*Directive*
Copy out all of the data below with no alterations.

*Extracted data*
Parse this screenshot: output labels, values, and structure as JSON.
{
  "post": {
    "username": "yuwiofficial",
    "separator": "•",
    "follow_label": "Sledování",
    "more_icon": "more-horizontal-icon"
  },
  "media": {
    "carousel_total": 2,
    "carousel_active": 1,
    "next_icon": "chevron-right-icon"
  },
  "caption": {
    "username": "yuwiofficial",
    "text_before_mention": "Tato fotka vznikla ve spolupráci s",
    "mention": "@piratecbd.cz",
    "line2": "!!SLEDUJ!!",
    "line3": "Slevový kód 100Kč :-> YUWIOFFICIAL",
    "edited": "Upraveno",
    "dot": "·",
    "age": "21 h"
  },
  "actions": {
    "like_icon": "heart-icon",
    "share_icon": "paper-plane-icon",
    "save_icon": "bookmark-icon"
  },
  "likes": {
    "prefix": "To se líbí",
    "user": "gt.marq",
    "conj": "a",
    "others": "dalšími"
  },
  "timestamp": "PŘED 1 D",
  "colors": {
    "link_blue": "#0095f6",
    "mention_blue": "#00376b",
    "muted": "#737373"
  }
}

*Solution to this problem*
Parse this screenshot: output labels, values, and structure as JSON.
{
  "post": {
    "username": "yuwiofficial",
    "separator": "•",
    "follow_label": "Sledování",
    "more_icon": "more-horizontal-icon"
  },
  "media": {
    "carousel_total": 2,
    "carousel_active": 1,
    "next_icon": "chevron-right-icon"
  },
  "caption": {
    "username": "yuwiofficial",
    "text_before_mention": "Tato fotka vznikla ve spolupráci s",
    "mention": "@piratecbd.cz",
    "line2": "!!SLEDUJ!!",
    "line3": "Slevový kód 100Kč :-> YUWIOFFICIAL",
    "edited": "Upraveno",
    "dot": "·",
    "age": "21 h"
  },
  "actions": {
    "like_icon": "heart-icon",
    "share_icon": "paper-plane-icon",
    "save_icon": "bookmark-icon"
  },
  "likes": {
    "prefix": "To se líbí",
    "user": "gt.marq",
    "conj": "a",
    "others": "dalšími"
  },
  "timestamp": "PŘED 1 D",
  "colors": {
    "link_blue": "#0095f6",
    "mention_blue": "#00376b",
    "muted": "#737373"
  }
}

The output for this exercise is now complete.